**EXERCISE INSTRUCTIONS**
Locate the word "Features" in the data below, then copy every line that holds it.

[Data records]
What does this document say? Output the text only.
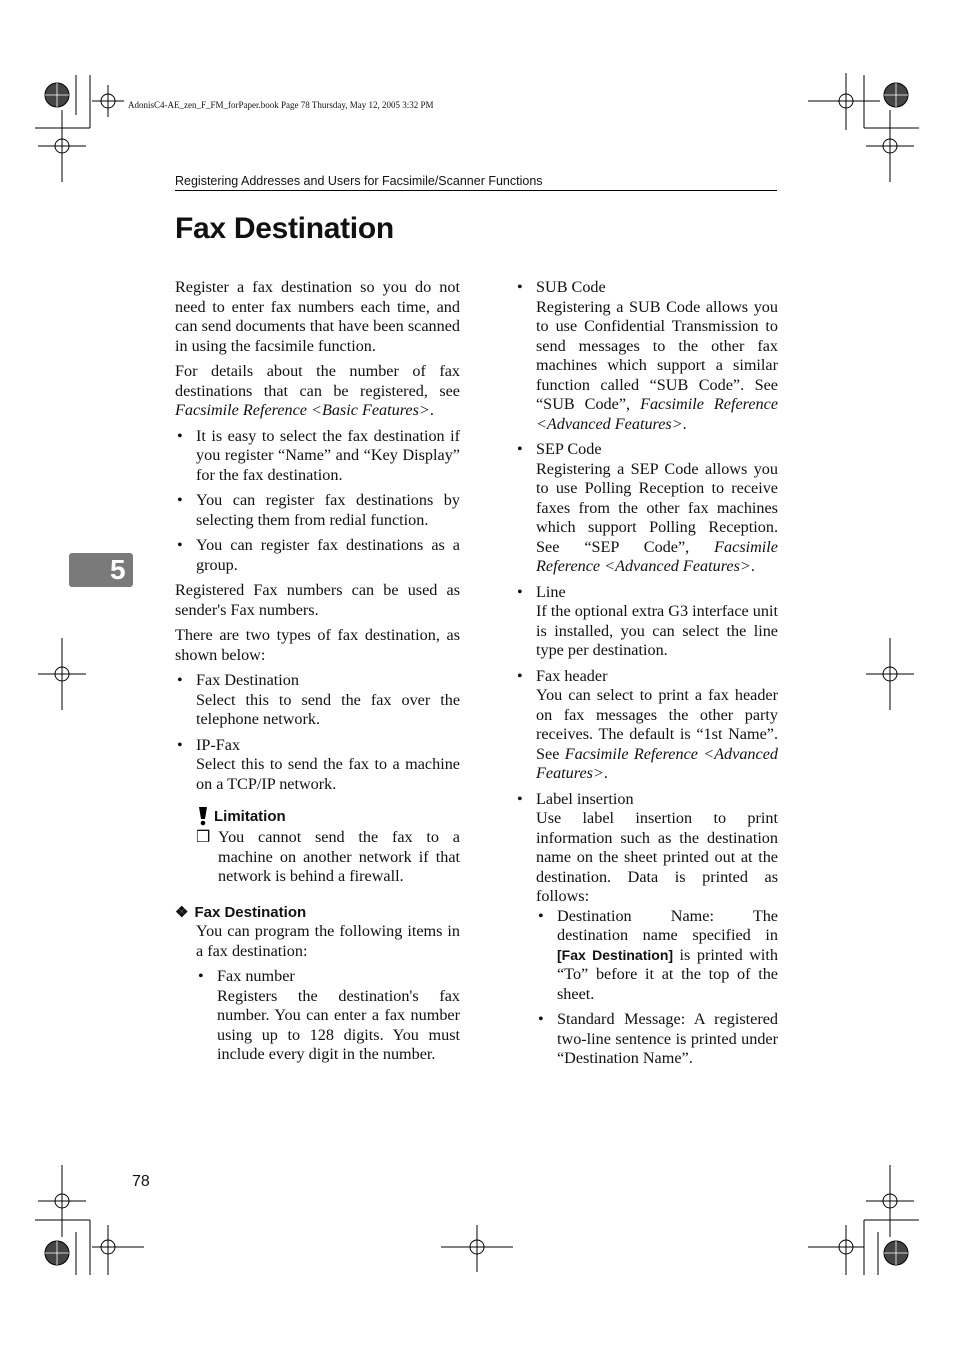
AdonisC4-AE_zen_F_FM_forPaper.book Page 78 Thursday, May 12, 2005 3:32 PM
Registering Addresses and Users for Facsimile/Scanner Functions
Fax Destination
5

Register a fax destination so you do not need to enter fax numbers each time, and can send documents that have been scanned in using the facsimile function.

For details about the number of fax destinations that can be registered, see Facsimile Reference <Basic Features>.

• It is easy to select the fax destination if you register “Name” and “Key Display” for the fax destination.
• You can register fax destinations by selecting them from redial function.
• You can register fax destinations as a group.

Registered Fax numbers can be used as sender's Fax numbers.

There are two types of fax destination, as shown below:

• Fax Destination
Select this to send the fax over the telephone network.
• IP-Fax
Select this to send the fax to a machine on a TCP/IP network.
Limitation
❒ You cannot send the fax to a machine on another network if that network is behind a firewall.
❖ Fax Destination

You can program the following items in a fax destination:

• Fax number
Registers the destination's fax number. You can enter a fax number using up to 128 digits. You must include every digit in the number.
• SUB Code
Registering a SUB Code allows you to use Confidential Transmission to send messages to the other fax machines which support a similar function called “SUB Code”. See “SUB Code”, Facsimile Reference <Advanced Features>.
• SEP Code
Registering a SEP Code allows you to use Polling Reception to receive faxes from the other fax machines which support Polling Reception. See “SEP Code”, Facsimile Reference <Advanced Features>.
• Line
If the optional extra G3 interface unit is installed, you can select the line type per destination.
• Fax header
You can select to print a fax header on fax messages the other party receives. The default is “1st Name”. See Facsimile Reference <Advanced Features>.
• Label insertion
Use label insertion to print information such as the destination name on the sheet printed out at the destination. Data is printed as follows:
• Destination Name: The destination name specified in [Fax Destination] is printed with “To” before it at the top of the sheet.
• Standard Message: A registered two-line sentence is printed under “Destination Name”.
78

--

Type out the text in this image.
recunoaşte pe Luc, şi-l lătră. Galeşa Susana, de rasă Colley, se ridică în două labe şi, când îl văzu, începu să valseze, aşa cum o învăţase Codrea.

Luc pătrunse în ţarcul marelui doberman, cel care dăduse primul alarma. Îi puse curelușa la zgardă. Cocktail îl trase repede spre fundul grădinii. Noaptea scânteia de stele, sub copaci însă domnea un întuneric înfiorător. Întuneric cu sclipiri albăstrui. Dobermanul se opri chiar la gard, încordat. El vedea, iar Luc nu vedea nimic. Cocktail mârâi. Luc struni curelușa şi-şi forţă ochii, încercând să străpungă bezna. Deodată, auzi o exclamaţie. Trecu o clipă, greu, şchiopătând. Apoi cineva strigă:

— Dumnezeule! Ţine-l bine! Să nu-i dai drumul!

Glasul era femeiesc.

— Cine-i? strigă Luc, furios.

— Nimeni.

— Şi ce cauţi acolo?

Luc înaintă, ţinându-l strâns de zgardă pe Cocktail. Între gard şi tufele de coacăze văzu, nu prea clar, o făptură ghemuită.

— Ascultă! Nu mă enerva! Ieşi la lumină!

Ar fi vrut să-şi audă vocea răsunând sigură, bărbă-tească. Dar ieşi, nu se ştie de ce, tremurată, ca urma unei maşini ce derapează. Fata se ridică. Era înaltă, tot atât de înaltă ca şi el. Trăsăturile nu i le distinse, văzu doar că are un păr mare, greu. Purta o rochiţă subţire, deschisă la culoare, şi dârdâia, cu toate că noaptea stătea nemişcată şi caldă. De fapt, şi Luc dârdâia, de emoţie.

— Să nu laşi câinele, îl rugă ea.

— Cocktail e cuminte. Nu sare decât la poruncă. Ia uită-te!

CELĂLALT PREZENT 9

==

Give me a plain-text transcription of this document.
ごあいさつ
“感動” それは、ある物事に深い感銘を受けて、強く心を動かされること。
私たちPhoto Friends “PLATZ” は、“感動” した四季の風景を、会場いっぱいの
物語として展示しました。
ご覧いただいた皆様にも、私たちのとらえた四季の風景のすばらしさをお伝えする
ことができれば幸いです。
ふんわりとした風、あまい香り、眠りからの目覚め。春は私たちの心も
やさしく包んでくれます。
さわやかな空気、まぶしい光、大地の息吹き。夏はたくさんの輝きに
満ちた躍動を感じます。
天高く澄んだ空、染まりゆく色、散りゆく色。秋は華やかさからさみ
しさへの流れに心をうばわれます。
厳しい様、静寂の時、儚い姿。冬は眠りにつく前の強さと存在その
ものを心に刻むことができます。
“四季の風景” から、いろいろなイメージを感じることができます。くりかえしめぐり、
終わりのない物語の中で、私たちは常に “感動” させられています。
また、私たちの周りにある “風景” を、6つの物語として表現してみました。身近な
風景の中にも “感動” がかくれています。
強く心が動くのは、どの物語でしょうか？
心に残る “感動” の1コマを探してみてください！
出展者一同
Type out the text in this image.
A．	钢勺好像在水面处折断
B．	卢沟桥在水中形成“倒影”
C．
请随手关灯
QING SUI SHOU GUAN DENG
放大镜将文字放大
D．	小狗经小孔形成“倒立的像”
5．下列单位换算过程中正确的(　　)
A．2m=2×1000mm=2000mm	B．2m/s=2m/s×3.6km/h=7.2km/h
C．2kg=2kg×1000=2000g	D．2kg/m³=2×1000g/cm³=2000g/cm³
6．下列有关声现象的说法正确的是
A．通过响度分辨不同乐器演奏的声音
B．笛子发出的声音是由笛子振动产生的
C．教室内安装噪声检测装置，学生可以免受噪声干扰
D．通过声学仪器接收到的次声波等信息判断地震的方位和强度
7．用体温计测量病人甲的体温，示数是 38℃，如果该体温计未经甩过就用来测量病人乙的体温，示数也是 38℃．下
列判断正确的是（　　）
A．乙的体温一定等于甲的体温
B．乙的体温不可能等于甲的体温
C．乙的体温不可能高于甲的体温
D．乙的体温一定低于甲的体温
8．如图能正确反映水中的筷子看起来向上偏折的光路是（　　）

**SOLUTION TO THIS EXERCISE**
For details about the number of fax destinations that can be registered, see Facsimile Reference <Basic Features>.
Registering a SUB Code allows you to use Confidential Transmission to send messages to the other fax machines which support a similar function called “SUB Code”. See “SUB Code”, Facsimile Reference <Advanced Features>.
Registering a SEP Code allows you to use Polling Reception to receive faxes from the other fax machines which support Polling Reception. See “SEP Code”, Facsimile Reference <Advanced Features>.
You can select to print a fax header on fax messages the other party receives. The default is “1st Name”. See Facsimile Reference <Advanced Features>.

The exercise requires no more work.